___ Records supplied
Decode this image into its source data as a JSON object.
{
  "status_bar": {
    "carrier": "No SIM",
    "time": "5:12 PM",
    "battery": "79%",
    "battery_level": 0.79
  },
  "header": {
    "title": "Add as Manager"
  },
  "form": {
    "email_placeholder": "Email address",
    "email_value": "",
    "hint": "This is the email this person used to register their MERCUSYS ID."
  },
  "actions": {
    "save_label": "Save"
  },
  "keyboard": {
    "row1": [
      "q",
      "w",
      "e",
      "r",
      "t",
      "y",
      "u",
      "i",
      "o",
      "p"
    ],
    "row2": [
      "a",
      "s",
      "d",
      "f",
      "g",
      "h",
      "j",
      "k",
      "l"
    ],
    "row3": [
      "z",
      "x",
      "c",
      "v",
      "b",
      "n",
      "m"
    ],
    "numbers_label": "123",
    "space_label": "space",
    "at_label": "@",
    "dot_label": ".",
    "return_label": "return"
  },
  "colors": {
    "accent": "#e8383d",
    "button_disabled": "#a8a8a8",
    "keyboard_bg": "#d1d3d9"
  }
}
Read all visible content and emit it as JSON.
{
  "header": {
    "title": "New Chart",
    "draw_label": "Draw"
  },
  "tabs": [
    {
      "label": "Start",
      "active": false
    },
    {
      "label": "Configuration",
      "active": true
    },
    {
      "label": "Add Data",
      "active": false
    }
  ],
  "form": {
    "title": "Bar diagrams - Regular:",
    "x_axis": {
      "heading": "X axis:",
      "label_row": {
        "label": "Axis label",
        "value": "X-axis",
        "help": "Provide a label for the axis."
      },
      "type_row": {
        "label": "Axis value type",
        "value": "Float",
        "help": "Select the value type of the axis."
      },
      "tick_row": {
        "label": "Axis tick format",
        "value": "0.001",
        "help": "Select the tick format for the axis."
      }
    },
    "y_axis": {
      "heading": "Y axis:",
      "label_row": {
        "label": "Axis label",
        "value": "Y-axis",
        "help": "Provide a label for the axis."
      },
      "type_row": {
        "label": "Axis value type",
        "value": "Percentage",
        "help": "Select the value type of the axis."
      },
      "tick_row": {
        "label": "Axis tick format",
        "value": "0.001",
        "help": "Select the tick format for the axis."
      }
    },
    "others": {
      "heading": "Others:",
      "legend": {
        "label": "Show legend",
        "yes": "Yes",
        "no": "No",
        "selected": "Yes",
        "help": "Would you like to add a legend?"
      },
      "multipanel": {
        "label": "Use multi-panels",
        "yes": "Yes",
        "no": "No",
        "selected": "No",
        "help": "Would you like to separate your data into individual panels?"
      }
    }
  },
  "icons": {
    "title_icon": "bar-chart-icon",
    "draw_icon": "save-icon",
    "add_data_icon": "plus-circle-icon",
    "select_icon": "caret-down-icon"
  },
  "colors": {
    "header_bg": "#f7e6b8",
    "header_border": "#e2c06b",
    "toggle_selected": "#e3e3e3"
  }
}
______
Return each line among the entries that holds the word "like".

# Correct answer
        "help": "Would you like to add a legend?"
        "help": "Would you like to separate your data into individual panels?"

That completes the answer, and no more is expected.